** START OF Entries shown **

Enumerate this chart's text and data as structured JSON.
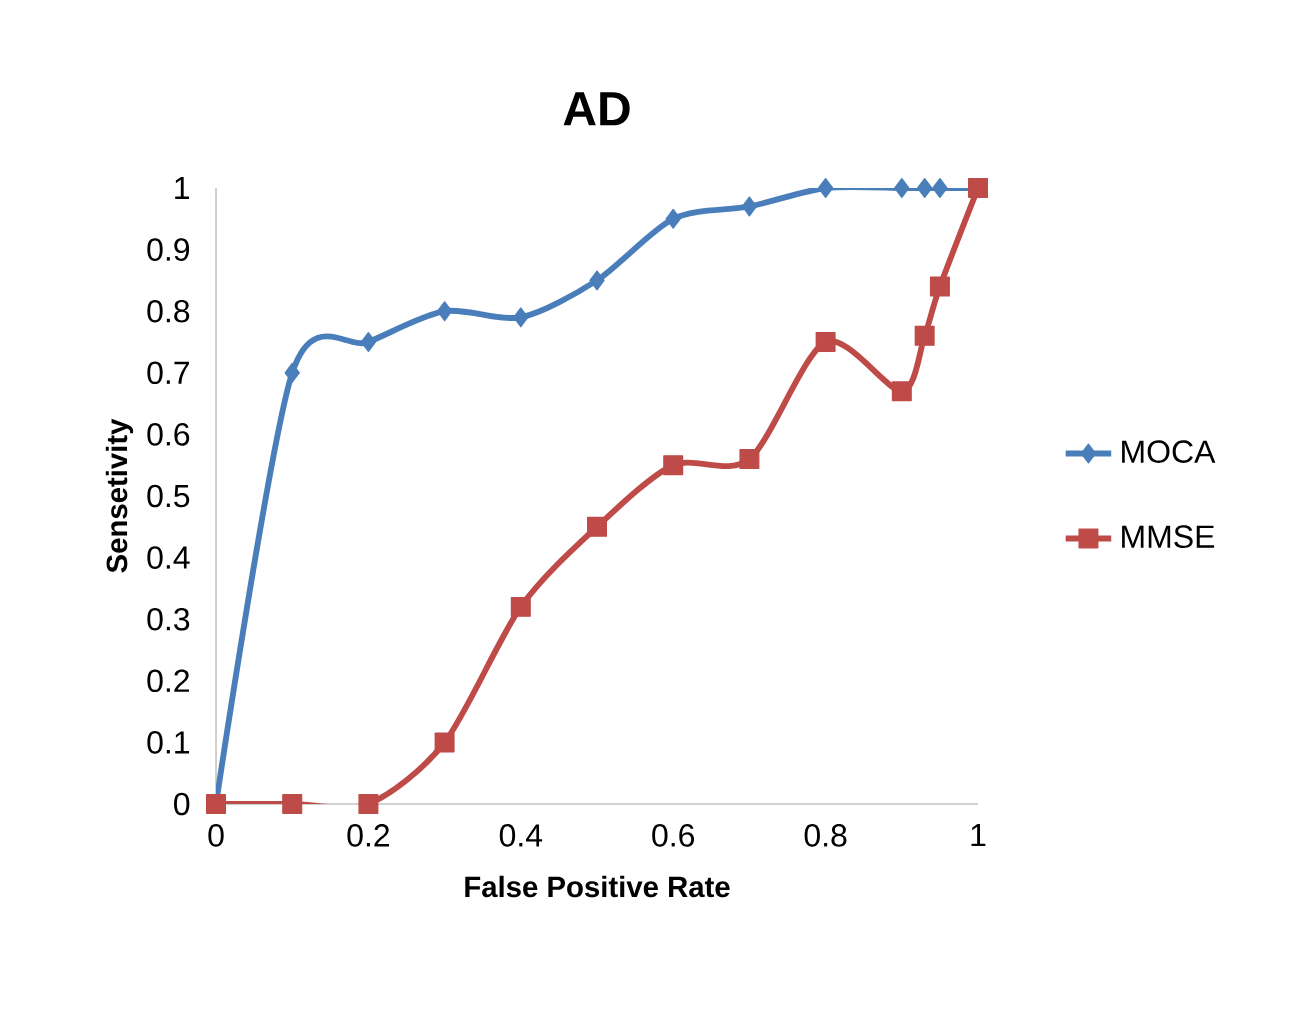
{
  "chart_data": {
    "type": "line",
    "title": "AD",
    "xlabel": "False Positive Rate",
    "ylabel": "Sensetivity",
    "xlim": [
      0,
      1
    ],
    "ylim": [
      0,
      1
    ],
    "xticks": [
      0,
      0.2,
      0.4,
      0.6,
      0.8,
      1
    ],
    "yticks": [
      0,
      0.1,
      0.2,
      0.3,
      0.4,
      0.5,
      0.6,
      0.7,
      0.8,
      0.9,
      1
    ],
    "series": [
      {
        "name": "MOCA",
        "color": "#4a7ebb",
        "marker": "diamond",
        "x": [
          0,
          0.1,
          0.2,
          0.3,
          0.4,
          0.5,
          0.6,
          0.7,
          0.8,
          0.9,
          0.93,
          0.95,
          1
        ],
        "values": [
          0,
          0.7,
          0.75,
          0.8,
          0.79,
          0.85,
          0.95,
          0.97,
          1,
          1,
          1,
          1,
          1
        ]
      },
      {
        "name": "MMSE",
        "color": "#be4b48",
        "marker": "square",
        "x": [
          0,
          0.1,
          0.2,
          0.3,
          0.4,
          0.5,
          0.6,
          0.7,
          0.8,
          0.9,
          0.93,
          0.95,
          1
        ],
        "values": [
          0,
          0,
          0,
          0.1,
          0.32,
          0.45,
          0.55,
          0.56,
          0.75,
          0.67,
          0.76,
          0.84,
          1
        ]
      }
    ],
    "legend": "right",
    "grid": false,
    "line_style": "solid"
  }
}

** END OF Entries shown **

Repeat everything in the records precisely. Images are excluded from the copy.

Enumerate this chart's text and data as structured JSON.
{
  "chart_data": {
    "type": "line",
    "title": "AD",
    "xlabel": "False Positive Rate",
    "ylabel": "Sensetivity",
    "xlim": [
      0,
      1
    ],
    "ylim": [
      0,
      1
    ],
    "xticks": [
      0,
      0.2,
      0.4,
      0.6,
      0.8,
      1
    ],
    "yticks": [
      0,
      0.1,
      0.2,
      0.3,
      0.4,
      0.5,
      0.6,
      0.7,
      0.8,
      0.9,
      1
    ],
    "series": [
      {
        "name": "MOCA",
        "color": "#4a7ebb",
        "marker": "diamond",
        "x": [
          0,
          0.1,
          0.2,
          0.3,
          0.4,
          0.5,
          0.6,
          0.7,
          0.8,
          0.9,
          0.93,
          0.95,
          1
        ],
        "values": [
          0,
          0.7,
          0.75,
          0.8,
          0.79,
          0.85,
          0.95,
          0.97,
          1,
          1,
          1,
          1,
          1
        ]
      },
      {
        "name": "MMSE",
        "color": "#be4b48",
        "marker": "square",
        "x": [
          0,
          0.1,
          0.2,
          0.3,
          0.4,
          0.5,
          0.6,
          0.7,
          0.8,
          0.9,
          0.93,
          0.95,
          1
        ],
        "values": [
          0,
          0,
          0,
          0.1,
          0.32,
          0.45,
          0.55,
          0.56,
          0.75,
          0.67,
          0.76,
          0.84,
          1
        ]
      }
    ],
    "legend": "right",
    "grid": false,
    "line_style": "solid"
  }
}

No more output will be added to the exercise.